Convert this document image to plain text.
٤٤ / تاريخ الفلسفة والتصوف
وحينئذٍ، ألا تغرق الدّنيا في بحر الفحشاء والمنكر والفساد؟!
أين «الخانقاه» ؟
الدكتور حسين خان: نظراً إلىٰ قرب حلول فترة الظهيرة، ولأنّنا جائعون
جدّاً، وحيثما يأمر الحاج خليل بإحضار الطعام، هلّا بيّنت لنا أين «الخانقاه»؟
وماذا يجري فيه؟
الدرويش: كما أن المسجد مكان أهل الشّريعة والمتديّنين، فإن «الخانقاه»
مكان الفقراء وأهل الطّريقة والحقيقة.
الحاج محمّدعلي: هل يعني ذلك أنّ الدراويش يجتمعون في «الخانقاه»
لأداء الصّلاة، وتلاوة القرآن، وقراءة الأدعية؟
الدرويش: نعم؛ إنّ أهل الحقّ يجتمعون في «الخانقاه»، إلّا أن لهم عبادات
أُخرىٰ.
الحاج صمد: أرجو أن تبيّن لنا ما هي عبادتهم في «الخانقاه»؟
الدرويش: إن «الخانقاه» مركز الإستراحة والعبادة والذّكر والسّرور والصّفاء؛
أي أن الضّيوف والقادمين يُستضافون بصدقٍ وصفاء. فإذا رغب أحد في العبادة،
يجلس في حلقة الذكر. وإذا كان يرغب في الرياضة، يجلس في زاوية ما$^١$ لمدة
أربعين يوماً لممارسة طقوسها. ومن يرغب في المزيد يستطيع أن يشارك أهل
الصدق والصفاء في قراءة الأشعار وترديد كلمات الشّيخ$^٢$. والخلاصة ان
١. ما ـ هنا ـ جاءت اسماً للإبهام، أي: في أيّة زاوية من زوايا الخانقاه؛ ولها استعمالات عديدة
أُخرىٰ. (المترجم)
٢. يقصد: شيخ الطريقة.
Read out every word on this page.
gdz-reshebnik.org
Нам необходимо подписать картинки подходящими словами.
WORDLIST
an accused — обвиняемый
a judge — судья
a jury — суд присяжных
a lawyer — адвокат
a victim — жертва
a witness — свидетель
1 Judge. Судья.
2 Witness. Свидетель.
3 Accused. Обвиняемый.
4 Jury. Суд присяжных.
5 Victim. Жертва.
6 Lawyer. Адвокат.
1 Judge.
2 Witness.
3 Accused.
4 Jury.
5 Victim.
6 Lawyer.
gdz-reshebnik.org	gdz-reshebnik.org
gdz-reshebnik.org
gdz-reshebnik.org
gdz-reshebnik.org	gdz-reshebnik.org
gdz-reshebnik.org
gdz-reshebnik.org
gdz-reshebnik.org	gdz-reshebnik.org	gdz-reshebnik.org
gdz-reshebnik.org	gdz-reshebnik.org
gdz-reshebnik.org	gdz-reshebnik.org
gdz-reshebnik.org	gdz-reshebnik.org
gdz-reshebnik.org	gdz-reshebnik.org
..............................
→ **Task to carry out**: Search the records for the word "يجتمعون" and copy every line where it occurs.

→ **Task solution**:
الحاج محمّدعلي: هل يعني ذلك أنّ الدراويش يجتمعون في «الخانقاه»
الدرويش: نعم؛ إنّ أهل الحقّ يجتمعون في «الخانقاه»، إلّا أن لهم عبادات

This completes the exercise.